# INFORMATION SUPPLIED:
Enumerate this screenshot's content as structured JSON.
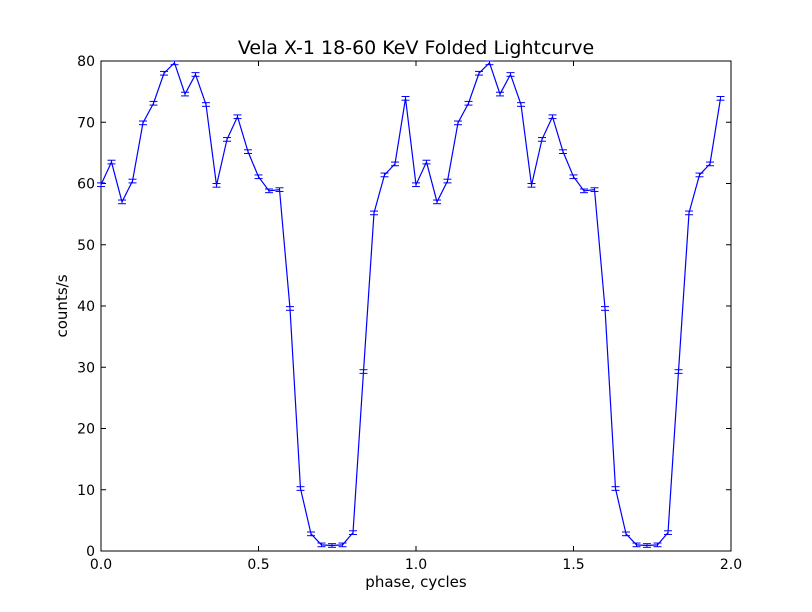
{
  "chart_data": {
    "type": "line",
    "title": "Vela X-1 18-60 KeV Folded Lightcurve",
    "xlabel": "phase, cycles",
    "ylabel": "counts/s",
    "xlim": [
      0.0,
      2.0
    ],
    "ylim": [
      0,
      80
    ],
    "xticks": [
      0.0,
      0.5,
      1.0,
      1.5,
      2.0
    ],
    "xtick_labels": [
      "0.0",
      "0.5",
      "1.0",
      "1.5",
      "2.0"
    ],
    "yticks": [
      0,
      10,
      20,
      30,
      40,
      50,
      60,
      70,
      80
    ],
    "ytick_labels": [
      "0",
      "10",
      "20",
      "30",
      "40",
      "50",
      "60",
      "70",
      "80"
    ],
    "grid": false,
    "line_color": "#0000ff",
    "series": [
      {
        "x": [
          0.0,
          0.0333,
          0.0667,
          0.1,
          0.1333,
          0.1667,
          0.2,
          0.2333,
          0.2667,
          0.3,
          0.3333,
          0.3667,
          0.4,
          0.4333,
          0.4667,
          0.5,
          0.5333,
          0.5667,
          0.6,
          0.6333,
          0.6667,
          0.7,
          0.7333,
          0.7667,
          0.8,
          0.8333,
          0.8667,
          0.9,
          0.9333,
          0.9667,
          1.0,
          1.0333,
          1.0667,
          1.1,
          1.1333,
          1.1667,
          1.2,
          1.2333,
          1.2667,
          1.3,
          1.3333,
          1.3667,
          1.4,
          1.4333,
          1.4667,
          1.5,
          1.5333,
          1.5667,
          1.6,
          1.6333,
          1.6667,
          1.7,
          1.7333,
          1.7667,
          1.8,
          1.8333,
          1.8667,
          1.9,
          1.9333,
          1.9667
        ],
        "y": [
          59.8,
          63.5,
          57.0,
          60.4,
          69.9,
          73.1,
          78.0,
          79.7,
          74.6,
          77.8,
          72.9,
          59.7,
          67.2,
          70.9,
          65.2,
          61.1,
          58.8,
          59.0,
          39.6,
          10.2,
          2.8,
          1.0,
          0.9,
          1.0,
          3.0,
          29.3,
          55.2,
          61.4,
          63.2,
          73.9,
          59.8,
          63.5,
          57.0,
          60.4,
          69.9,
          73.1,
          78.0,
          79.7,
          74.6,
          77.8,
          72.9,
          59.7,
          67.2,
          70.9,
          65.2,
          61.1,
          58.8,
          59.0,
          39.6,
          10.2,
          2.8,
          1.0,
          0.9,
          1.0,
          3.0,
          29.3,
          55.2,
          61.4,
          63.2,
          73.9
        ],
        "errors": 0.3
      }
    ]
  }
}
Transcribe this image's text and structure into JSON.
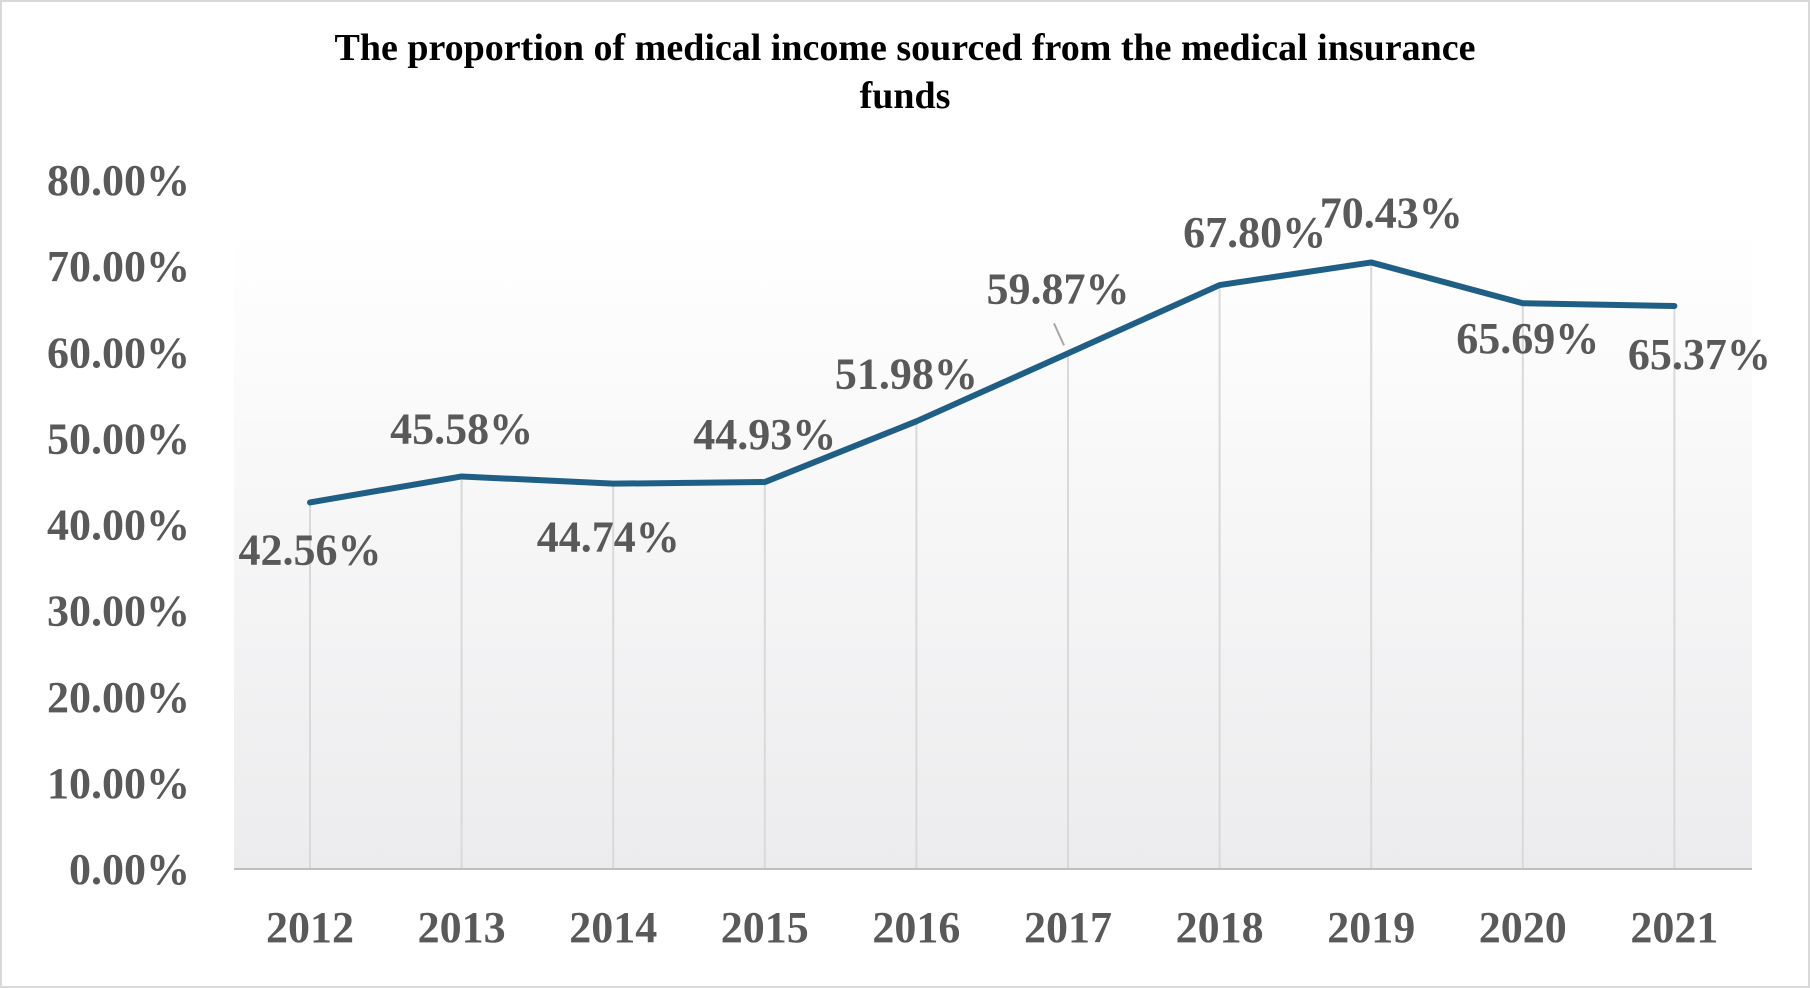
{
  "chart_data": {
    "type": "line",
    "title_lines": [
      "The proportion of medical income sourced from the medical insurance",
      "funds"
    ],
    "xlabel": "",
    "ylabel": "",
    "categories": [
      "2012",
      "2013",
      "2014",
      "2015",
      "2016",
      "2017",
      "2018",
      "2019",
      "2020",
      "2021"
    ],
    "series": [
      {
        "values": [
          42.56,
          45.58,
          44.74,
          44.93,
          51.98,
          59.87,
          67.8,
          70.43,
          65.69,
          65.37
        ],
        "color": "#1f5f86"
      }
    ],
    "data_labels": [
      "42.56%",
      "45.58%",
      "44.74%",
      "44.93%",
      "51.98%",
      "59.87%",
      "67.80%",
      "70.43%",
      "65.69%",
      "65.37%"
    ],
    "yticks": [
      "0.00%",
      "10.00%",
      "20.00%",
      "30.00%",
      "40.00%",
      "50.00%",
      "60.00%",
      "70.00%",
      "80.00%"
    ],
    "ylim": [
      0,
      80
    ],
    "grid": "vertical drop lines",
    "legend": "none"
  }
}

# PROBLEM STATEMENT:
Copy every line in the records above that contains the word "grid".

# RESULT:
    "grid": false,
    "grid": "vertical drop lines",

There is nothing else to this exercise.